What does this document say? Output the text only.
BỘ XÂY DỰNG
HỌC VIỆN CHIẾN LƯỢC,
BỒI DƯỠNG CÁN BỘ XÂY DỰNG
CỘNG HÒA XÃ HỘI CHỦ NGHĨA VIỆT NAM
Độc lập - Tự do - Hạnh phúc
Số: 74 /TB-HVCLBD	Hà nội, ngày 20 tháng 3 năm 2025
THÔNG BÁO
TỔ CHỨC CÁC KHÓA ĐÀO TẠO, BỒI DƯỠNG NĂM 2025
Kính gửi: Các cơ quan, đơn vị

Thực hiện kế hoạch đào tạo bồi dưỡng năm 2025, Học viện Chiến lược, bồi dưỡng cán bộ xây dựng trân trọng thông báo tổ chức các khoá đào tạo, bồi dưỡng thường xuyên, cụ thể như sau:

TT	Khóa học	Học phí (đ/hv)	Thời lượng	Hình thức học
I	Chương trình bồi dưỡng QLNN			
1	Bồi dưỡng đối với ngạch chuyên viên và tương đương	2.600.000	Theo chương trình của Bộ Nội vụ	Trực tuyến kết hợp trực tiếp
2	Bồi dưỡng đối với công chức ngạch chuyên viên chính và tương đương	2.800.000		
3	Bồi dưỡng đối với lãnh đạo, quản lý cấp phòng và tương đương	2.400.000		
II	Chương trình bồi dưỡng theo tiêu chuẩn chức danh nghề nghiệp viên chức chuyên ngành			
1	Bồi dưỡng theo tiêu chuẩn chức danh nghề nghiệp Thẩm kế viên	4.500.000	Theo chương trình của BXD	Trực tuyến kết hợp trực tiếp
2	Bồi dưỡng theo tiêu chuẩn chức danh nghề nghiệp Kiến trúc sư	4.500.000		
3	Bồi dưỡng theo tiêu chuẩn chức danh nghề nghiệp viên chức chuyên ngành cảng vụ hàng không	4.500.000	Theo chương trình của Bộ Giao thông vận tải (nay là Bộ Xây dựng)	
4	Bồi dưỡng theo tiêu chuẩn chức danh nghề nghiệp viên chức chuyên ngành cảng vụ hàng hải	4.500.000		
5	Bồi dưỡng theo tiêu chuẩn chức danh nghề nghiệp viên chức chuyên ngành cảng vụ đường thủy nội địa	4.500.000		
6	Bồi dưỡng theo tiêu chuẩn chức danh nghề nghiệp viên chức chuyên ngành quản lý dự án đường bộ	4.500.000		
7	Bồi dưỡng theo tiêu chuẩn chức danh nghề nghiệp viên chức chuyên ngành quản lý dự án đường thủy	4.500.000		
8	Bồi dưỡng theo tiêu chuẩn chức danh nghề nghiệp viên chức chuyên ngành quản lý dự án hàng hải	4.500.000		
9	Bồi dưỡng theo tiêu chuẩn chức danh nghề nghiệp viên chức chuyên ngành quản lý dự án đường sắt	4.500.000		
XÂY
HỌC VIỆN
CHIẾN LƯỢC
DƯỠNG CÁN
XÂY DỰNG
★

□ □ □ □

Required work
Nothing should be left out: repeat all of the data exactly.

Solution for this problem
What does this document say? Output the text only.
BỘ XÂY DỰNG
HỌC VIỆN CHIẾN LƯỢC,
BỒI DƯỠNG CÁN BỘ XÂY DỰNG
CỘNG HÒA XÃ HỘI CHỦ NGHĨA VIỆT NAM
Độc lập - Tự do - Hạnh phúc
Số: 74 /TB-HVCLBD	Hà nội, ngày 20 tháng 3 năm 2025
THÔNG BÁO
TỔ CHỨC CÁC KHÓA ĐÀO TẠO, BỒI DƯỠNG NĂM 2025
Kính gửi: Các cơ quan, đơn vị

Thực hiện kế hoạch đào tạo bồi dưỡng năm 2025, Học viện Chiến lược, bồi dưỡng cán bộ xây dựng trân trọng thông báo tổ chức các khoá đào tạo, bồi dưỡng thường xuyên, cụ thể như sau:

TT	Khóa học	Học phí (đ/hv)	Thời lượng	Hình thức học
I	Chương trình bồi dưỡng QLNN			
1	Bồi dưỡng đối với ngạch chuyên viên và tương đương	2.600.000	Theo chương trình của Bộ Nội vụ	Trực tuyến kết hợp trực tiếp
2	Bồi dưỡng đối với công chức ngạch chuyên viên chính và tương đương	2.800.000		
3	Bồi dưỡng đối với lãnh đạo, quản lý cấp phòng và tương đương	2.400.000		
II	Chương trình bồi dưỡng theo tiêu chuẩn chức danh nghề nghiệp viên chức chuyên ngành			
1	Bồi dưỡng theo tiêu chuẩn chức danh nghề nghiệp Thẩm kế viên	4.500.000	Theo chương trình của BXD	Trực tuyến kết hợp trực tiếp
2	Bồi dưỡng theo tiêu chuẩn chức danh nghề nghiệp Kiến trúc sư	4.500.000		
3	Bồi dưỡng theo tiêu chuẩn chức danh nghề nghiệp viên chức chuyên ngành cảng vụ hàng không	4.500.000	Theo chương trình của Bộ Giao thông vận tải (nay là Bộ Xây dựng)	
4	Bồi dưỡng theo tiêu chuẩn chức danh nghề nghiệp viên chức chuyên ngành cảng vụ hàng hải	4.500.000		
5	Bồi dưỡng theo tiêu chuẩn chức danh nghề nghiệp viên chức chuyên ngành cảng vụ đường thủy nội địa	4.500.000		
6	Bồi dưỡng theo tiêu chuẩn chức danh nghề nghiệp viên chức chuyên ngành quản lý dự án đường bộ	4.500.000		
7	Bồi dưỡng theo tiêu chuẩn chức danh nghề nghiệp viên chức chuyên ngành quản lý dự án đường thủy	4.500.000		
8	Bồi dưỡng theo tiêu chuẩn chức danh nghề nghiệp viên chức chuyên ngành quản lý dự án hàng hải	4.500.000		
9	Bồi dưỡng theo tiêu chuẩn chức danh nghề nghiệp viên chức chuyên ngành quản lý dự án đường sắt	4.500.000		
XÂY
HỌC VIỆN
CHIẾN LƯỢC
DƯỠNG CÁN
XÂY DỰNG
★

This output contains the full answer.